• Written task
The listing below should be printed exactly, every line of it. Skip the pictures.

(Extracts from a graphics dataset)

^^^^^^^^

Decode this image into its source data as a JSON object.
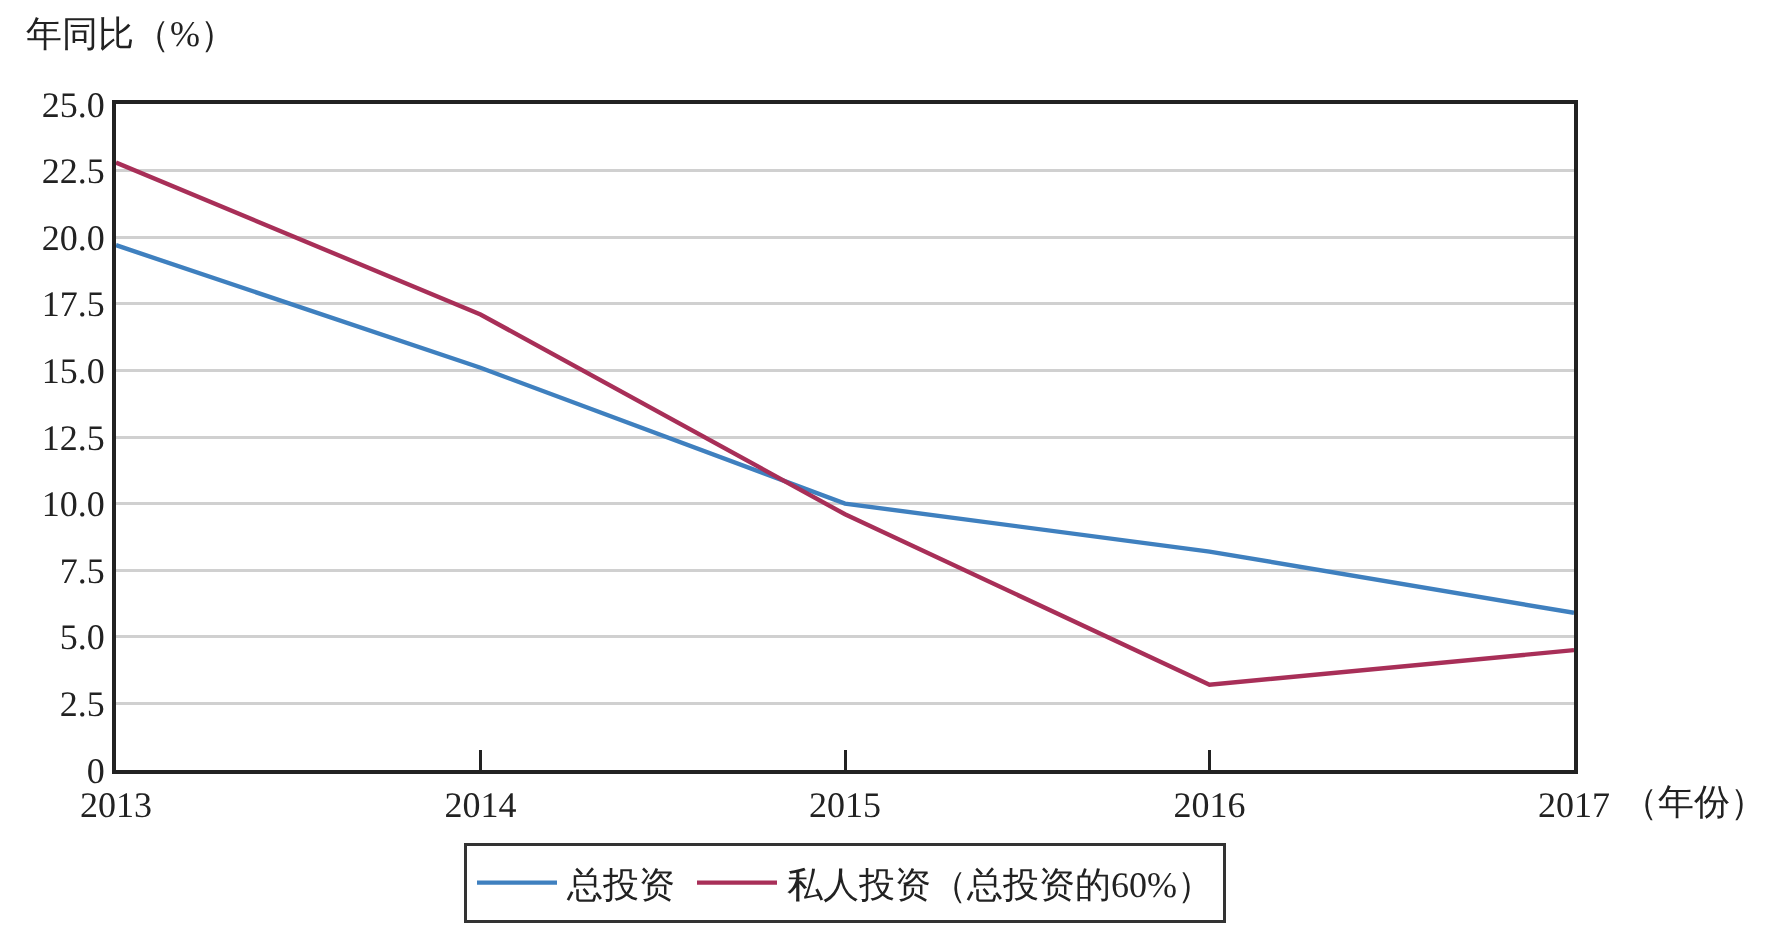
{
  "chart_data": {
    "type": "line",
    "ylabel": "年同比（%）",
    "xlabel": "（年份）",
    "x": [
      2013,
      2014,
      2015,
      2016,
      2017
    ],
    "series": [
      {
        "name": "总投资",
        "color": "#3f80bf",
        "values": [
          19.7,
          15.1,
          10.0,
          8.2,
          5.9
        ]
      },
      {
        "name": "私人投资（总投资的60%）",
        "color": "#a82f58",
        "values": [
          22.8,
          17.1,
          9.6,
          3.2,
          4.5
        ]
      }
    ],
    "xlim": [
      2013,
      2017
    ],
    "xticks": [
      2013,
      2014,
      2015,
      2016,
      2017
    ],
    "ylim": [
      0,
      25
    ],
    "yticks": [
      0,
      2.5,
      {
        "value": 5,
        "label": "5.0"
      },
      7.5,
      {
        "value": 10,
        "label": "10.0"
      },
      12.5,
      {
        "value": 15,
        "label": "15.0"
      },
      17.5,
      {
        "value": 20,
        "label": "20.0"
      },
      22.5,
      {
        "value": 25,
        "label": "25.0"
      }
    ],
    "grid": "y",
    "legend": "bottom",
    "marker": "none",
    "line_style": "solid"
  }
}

^^^^^^^^

• Task result
Decode this image into its source data as a JSON object.
{
  "chart_data": {
    "type": "line",
    "ylabel": "年同比（%）",
    "xlabel": "（年份）",
    "x": [
      2013,
      2014,
      2015,
      2016,
      2017
    ],
    "series": [
      {
        "name": "总投资",
        "color": "#3f80bf",
        "values": [
          19.7,
          15.1,
          10.0,
          8.2,
          5.9
        ]
      },
      {
        "name": "私人投资（总投资的60%）",
        "color": "#a82f58",
        "values": [
          22.8,
          17.1,
          9.6,
          3.2,
          4.5
        ]
      }
    ],
    "xlim": [
      2013,
      2017
    ],
    "xticks": [
      2013,
      2014,
      2015,
      2016,
      2017
    ],
    "ylim": [
      0,
      25
    ],
    "yticks": [
      0,
      2.5,
      {
        "value": 5,
        "label": "5.0"
      },
      7.5,
      {
        "value": 10,
        "label": "10.0"
      },
      12.5,
      {
        "value": 15,
        "label": "15.0"
      },
      17.5,
      {
        "value": 20,
        "label": "20.0"
      },
      22.5,
      {
        "value": 25,
        "label": "25.0"
      }
    ],
    "grid": "y",
    "legend": "bottom",
    "marker": "none",
    "line_style": "solid"
  }
}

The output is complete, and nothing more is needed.